Data records
%%

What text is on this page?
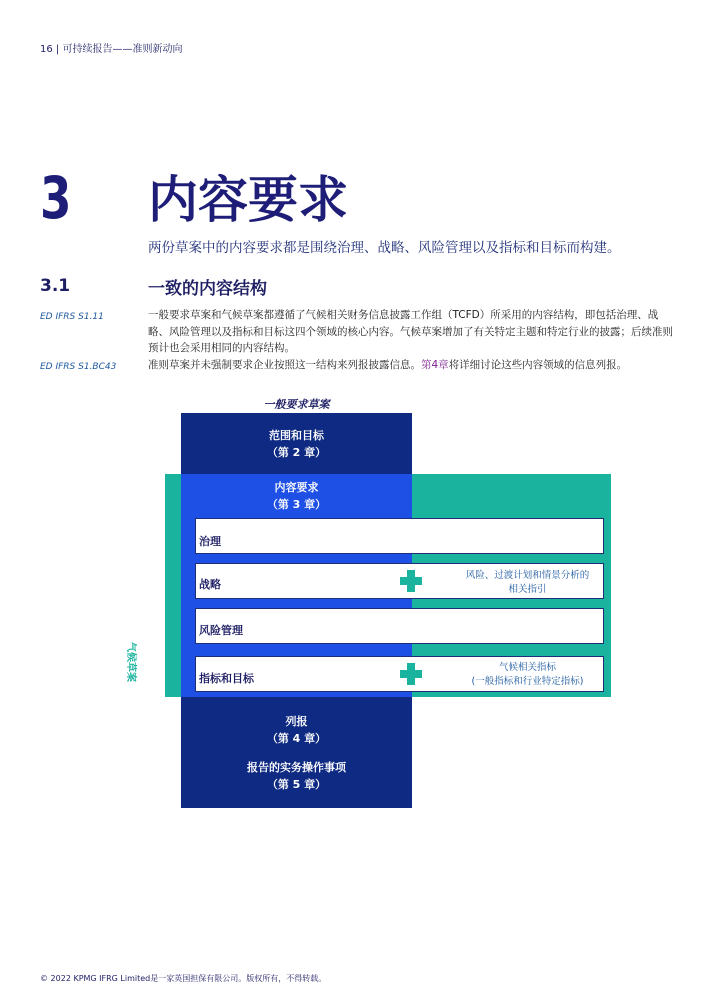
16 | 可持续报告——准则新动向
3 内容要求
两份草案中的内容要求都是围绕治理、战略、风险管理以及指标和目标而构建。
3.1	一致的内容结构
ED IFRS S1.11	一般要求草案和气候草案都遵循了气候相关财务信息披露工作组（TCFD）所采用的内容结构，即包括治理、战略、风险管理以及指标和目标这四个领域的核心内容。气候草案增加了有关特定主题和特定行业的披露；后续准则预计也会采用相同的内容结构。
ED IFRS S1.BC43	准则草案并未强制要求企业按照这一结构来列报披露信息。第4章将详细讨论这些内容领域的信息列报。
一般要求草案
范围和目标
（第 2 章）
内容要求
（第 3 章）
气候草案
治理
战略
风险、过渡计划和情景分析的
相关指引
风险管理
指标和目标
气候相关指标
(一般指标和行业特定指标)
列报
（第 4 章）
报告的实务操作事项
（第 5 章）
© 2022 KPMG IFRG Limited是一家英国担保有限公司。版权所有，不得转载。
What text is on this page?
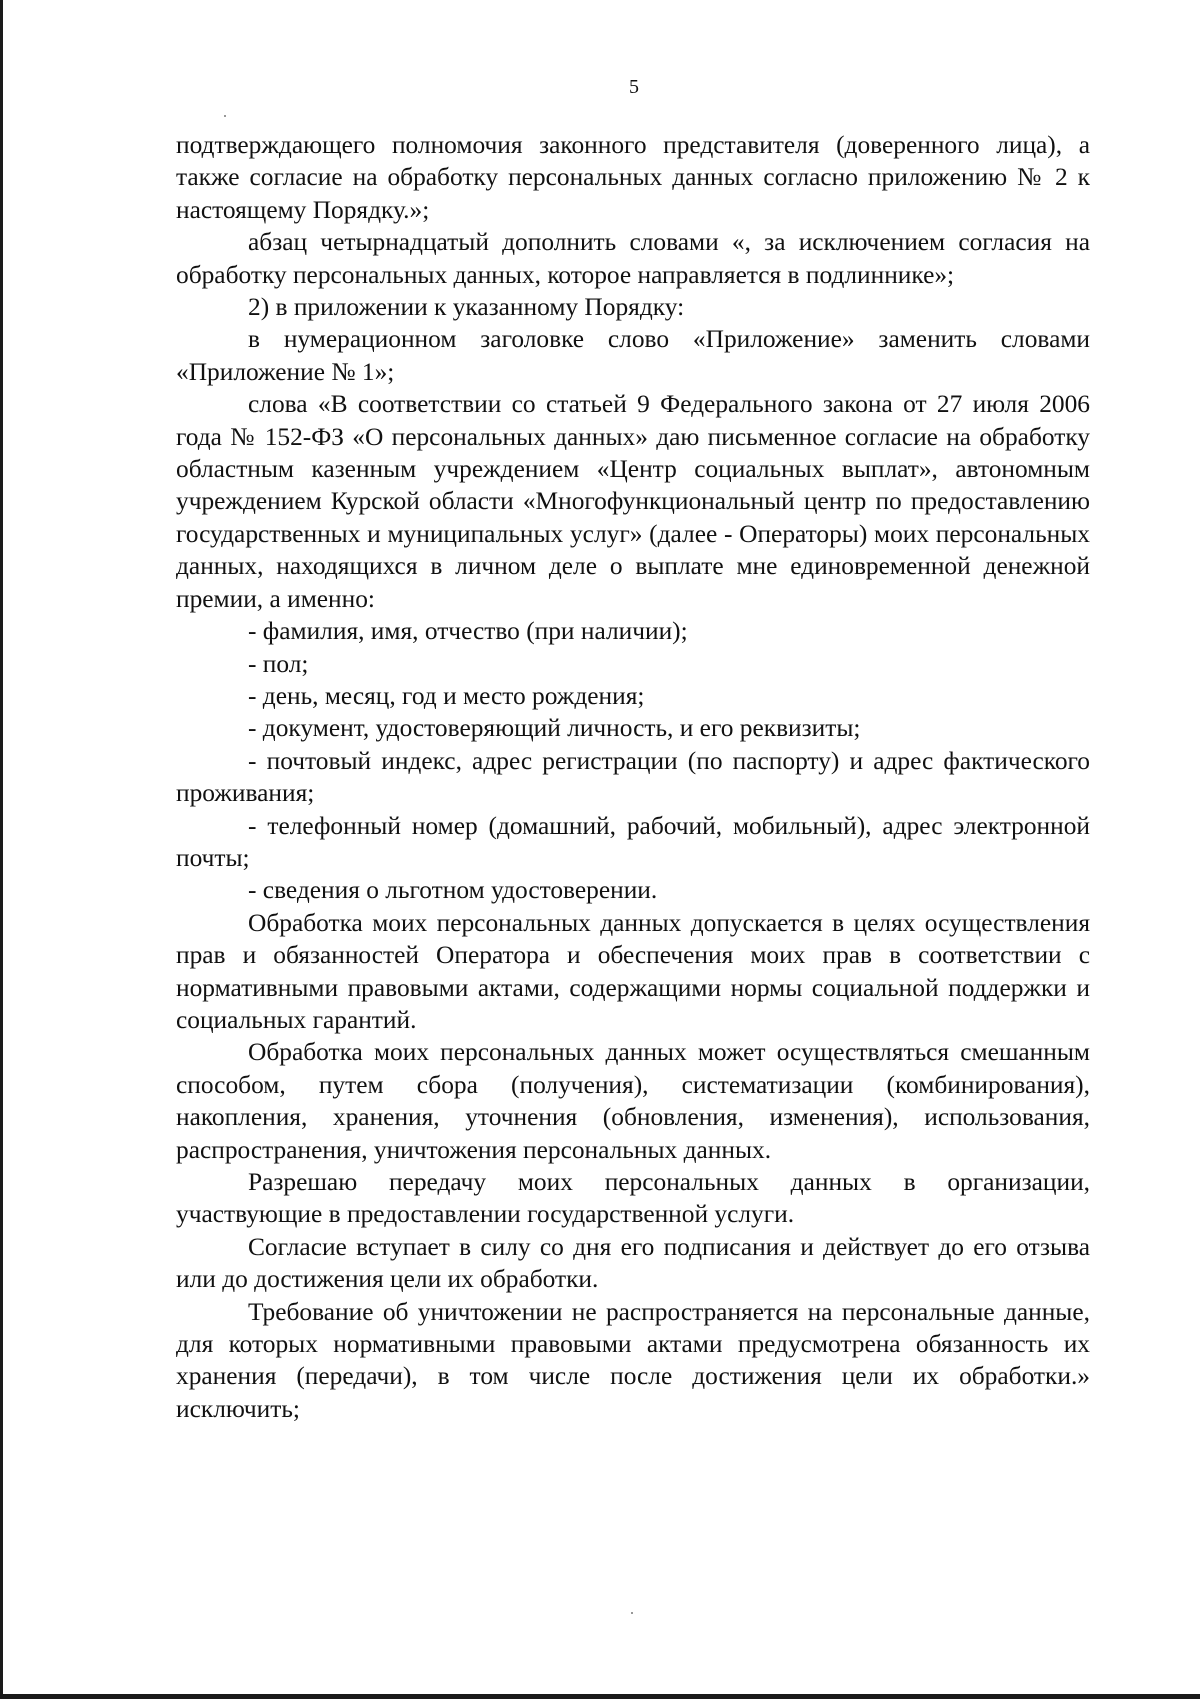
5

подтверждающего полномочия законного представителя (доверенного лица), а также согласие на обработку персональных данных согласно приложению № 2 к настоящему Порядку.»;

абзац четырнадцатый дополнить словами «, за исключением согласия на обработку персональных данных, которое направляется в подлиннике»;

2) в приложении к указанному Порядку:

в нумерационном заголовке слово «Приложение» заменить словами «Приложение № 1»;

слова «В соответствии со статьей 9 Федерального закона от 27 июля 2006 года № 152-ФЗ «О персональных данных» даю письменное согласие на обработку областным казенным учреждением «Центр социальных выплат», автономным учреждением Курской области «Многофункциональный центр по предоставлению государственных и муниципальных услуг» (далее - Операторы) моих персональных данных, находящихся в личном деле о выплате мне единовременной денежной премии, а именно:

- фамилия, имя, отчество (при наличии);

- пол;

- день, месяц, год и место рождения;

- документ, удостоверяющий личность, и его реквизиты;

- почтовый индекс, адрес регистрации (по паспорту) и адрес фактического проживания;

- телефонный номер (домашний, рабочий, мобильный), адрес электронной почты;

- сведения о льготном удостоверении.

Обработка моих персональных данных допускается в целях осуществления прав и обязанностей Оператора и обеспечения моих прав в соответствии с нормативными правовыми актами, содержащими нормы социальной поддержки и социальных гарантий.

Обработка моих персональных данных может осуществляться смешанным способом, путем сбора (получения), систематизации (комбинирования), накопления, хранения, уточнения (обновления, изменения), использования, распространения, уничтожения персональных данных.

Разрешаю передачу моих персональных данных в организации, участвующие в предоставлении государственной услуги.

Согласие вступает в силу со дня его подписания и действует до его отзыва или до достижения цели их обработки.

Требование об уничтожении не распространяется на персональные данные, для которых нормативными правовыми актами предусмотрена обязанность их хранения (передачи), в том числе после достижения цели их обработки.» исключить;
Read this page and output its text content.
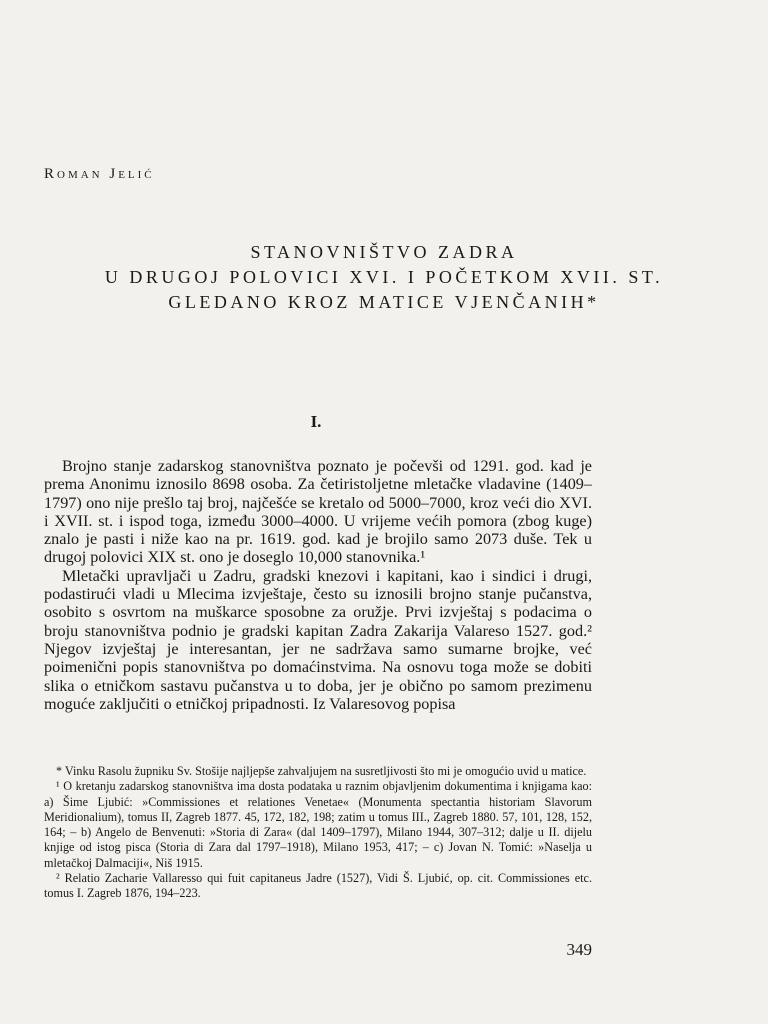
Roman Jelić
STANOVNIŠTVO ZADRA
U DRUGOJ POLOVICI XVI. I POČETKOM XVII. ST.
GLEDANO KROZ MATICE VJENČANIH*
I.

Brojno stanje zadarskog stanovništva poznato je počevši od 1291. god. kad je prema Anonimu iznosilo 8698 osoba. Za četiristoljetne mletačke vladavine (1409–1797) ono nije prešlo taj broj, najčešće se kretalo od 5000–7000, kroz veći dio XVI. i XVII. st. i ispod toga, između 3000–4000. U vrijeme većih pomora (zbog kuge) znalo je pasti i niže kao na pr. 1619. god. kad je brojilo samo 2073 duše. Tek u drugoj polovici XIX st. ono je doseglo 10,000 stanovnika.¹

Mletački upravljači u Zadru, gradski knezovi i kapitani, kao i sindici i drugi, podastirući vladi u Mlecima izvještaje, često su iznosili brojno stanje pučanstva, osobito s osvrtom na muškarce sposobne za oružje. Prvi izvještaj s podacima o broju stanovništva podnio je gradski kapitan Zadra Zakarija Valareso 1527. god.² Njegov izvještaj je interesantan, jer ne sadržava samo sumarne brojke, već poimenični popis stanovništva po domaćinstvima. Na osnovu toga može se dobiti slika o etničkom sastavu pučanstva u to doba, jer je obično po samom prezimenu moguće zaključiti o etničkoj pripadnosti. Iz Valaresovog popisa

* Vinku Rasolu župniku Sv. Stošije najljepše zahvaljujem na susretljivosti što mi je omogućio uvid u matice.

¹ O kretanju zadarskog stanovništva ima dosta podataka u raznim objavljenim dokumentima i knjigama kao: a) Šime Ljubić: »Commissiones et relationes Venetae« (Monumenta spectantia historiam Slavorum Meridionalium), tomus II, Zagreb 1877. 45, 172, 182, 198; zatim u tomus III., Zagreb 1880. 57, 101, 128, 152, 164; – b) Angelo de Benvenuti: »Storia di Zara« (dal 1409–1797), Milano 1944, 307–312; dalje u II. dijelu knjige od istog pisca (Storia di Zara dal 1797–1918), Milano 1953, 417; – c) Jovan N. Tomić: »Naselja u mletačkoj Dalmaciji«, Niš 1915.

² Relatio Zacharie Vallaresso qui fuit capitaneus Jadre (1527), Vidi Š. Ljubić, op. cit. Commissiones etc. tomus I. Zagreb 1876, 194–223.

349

%%

*Directions*. Repeat the data exactly in full, omitting its pictures.

*Answer in full*.
What text is on this page?
16 | 可持续报告——准则新动向
3 内容要求
两份草案中的内容要求都是围绕治理、战略、风险管理以及指标和目标而构建。
3.1	一致的内容结构
ED IFRS S1.11	一般要求草案和气候草案都遵循了气候相关财务信息披露工作组（TCFD）所采用的内容结构，即包括治理、战略、风险管理以及指标和目标这四个领域的核心内容。气候草案增加了有关特定主题和特定行业的披露；后续准则预计也会采用相同的内容结构。
ED IFRS S1.BC43	准则草案并未强制要求企业按照这一结构来列报披露信息。第4章将详细讨论这些内容领域的信息列报。
一般要求草案
范围和目标
（第 2 章）
内容要求
（第 3 章）
气候草案
治理
战略
风险、过渡计划和情景分析的
相关指引
风险管理
指标和目标
气候相关指标
(一般指标和行业特定指标)
列报
（第 4 章）
报告的实务操作事项
（第 5 章）
© 2022 KPMG IFRG Limited是一家英国担保有限公司。版权所有，不得转载。
What text is on this page?
5

подтверждающего полномочия законного представителя (доверенного лица), а также согласие на обработку персональных данных согласно приложению № 2 к настоящему Порядку.»;

абзац четырнадцатый дополнить словами «, за исключением согласия на обработку персональных данных, которое направляется в подлиннике»;

2) в приложении к указанному Порядку:

в нумерационном заголовке слово «Приложение» заменить словами «Приложение № 1»;

слова «В соответствии со статьей 9 Федерального закона от 27 июля 2006 года № 152-ФЗ «О персональных данных» даю письменное согласие на обработку областным казенным учреждением «Центр социальных выплат», автономным учреждением Курской области «Многофункциональный центр по предоставлению государственных и муниципальных услуг» (далее - Операторы) моих персональных данных, находящихся в личном деле о выплате мне единовременной денежной премии, а именно:

- фамилия, имя, отчество (при наличии);

- пол;

- день, месяц, год и место рождения;

- документ, удостоверяющий личность, и его реквизиты;

- почтовый индекс, адрес регистрации (по паспорту) и адрес фактического проживания;

- телефонный номер (домашний, рабочий, мобильный), адрес электронной почты;

- сведения о льготном удостоверении.

Обработка моих персональных данных допускается в целях осуществления прав и обязанностей Оператора и обеспечения моих прав в соответствии с нормативными правовыми актами, содержащими нормы социальной поддержки и социальных гарантий.

Обработка моих персональных данных может осуществляться смешанным способом, путем сбора (получения), систематизации (комбинирования), накопления, хранения, уточнения (обновления, изменения), использования, распространения, уничтожения персональных данных.

Разрешаю передачу моих персональных данных в организации, участвующие в предоставлении государственной услуги.

Согласие вступает в силу со дня его подписания и действует до его отзыва или до достижения цели их обработки.

Требование об уничтожении не распространяется на персональные данные, для которых нормативными правовыми актами предусмотрена обязанность их хранения (передачи), в том числе после достижения цели их обработки.» исключить;
Read this page and output its text content.
Roman Jelić
STANOVNIŠTVO ZADRA
U DRUGOJ POLOVICI XVI. I POČETKOM XVII. ST.
GLEDANO KROZ MATICE VJENČANIH*
I.

Brojno stanje zadarskog stanovništva poznato je počevši od 1291. god. kad je prema Anonimu iznosilo 8698 osoba. Za četiristoljetne mletačke vladavine (1409–1797) ono nije prešlo taj broj, najčešće se kretalo od 5000–7000, kroz veći dio XVI. i XVII. st. i ispod toga, između 3000–4000. U vrijeme većih pomora (zbog kuge) znalo je pasti i niže kao na pr. 1619. god. kad je brojilo samo 2073 duše. Tek u drugoj polovici XIX st. ono je doseglo 10,000 stanovnika.¹

Mletački upravljači u Zadru, gradski knezovi i kapitani, kao i sindici i drugi, podastirući vladi u Mlecima izvještaje, često su iznosili brojno stanje pučanstva, osobito s osvrtom na muškarce sposobne za oružje. Prvi izvještaj s podacima o broju stanovništva podnio je gradski kapitan Zadra Zakarija Valareso 1527. god.² Njegov izvještaj je interesantan, jer ne sadržava samo sumarne brojke, već poimenični popis stanovništva po domaćinstvima. Na osnovu toga može se dobiti slika o etničkom sastavu pučanstva u to doba, jer je obično po samom prezimenu moguće zaključiti o etničkoj pripadnosti. Iz Valaresovog popisa

* Vinku Rasolu župniku Sv. Stošije najljepše zahvaljujem na susretljivosti što mi je omogućio uvid u matice.

¹ O kretanju zadarskog stanovništva ima dosta podataka u raznim objavljenim dokumentima i knjigama kao: a) Šime Ljubić: »Commissiones et relationes Venetae« (Monumenta spectantia historiam Slavorum Meridionalium), tomus II, Zagreb 1877. 45, 172, 182, 198; zatim u tomus III., Zagreb 1880. 57, 101, 128, 152, 164; – b) Angelo de Benvenuti: »Storia di Zara« (dal 1409–1797), Milano 1944, 307–312; dalje u II. dijelu knjige od istog pisca (Storia di Zara dal 1797–1918), Milano 1953, 417; – c) Jovan N. Tomić: »Naselja u mletačkoj Dalmaciji«, Niš 1915.

² Relatio Zacharie Vallaresso qui fuit capitaneus Jadre (1527), Vidi Š. Ljubić, op. cit. Commissiones etc. tomus I. Zagreb 1876, 194–223.

349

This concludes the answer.